◆ **The request**
Of the lines below, count those containing the word "obrazu". Reply with the number alone.

◆ **Entries provided**
====

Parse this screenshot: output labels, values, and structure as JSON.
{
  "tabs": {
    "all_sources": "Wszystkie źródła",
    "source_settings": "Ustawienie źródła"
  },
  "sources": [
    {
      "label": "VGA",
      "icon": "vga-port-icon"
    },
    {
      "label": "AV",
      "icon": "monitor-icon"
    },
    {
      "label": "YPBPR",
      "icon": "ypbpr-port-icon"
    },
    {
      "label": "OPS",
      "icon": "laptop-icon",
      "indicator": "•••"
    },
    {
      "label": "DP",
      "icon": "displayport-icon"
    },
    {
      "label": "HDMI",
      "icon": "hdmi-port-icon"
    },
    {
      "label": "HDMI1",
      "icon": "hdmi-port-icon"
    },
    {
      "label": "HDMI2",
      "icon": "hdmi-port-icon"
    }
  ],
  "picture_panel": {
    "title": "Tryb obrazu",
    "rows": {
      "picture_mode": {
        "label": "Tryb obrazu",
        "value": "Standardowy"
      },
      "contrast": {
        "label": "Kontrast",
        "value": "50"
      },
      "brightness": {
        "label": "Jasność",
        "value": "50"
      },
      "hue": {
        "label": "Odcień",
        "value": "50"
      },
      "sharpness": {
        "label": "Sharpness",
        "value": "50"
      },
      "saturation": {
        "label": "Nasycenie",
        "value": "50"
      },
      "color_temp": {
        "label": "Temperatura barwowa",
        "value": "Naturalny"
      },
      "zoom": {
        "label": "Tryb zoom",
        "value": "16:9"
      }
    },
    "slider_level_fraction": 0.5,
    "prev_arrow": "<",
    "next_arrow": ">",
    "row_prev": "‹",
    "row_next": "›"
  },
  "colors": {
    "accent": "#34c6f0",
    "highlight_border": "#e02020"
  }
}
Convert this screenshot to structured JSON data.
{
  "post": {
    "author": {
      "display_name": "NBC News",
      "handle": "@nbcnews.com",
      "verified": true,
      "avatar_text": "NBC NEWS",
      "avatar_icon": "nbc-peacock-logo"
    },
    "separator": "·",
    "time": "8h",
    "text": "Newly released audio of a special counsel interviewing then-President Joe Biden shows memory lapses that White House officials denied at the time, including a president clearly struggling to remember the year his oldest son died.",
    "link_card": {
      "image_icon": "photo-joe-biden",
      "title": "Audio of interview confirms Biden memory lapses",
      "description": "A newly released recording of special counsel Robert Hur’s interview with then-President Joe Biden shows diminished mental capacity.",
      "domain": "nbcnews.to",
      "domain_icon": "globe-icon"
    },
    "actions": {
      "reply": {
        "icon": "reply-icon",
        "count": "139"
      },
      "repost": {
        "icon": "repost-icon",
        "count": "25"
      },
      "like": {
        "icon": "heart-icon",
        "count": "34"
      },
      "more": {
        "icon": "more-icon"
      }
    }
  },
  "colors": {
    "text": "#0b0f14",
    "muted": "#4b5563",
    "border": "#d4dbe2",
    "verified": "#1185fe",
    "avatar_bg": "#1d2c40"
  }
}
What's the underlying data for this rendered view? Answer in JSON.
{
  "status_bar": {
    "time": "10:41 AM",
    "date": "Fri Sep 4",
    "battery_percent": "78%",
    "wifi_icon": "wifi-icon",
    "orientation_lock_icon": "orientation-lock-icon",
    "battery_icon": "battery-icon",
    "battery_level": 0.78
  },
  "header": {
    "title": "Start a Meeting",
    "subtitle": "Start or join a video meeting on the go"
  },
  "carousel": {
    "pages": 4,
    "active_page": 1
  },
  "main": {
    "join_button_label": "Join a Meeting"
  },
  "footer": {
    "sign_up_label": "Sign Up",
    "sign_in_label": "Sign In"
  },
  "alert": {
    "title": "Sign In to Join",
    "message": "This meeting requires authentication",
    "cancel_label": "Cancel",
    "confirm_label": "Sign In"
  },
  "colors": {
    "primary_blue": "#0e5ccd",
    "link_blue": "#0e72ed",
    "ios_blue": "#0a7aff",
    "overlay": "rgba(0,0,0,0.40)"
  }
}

====

◆ **Complete output**
2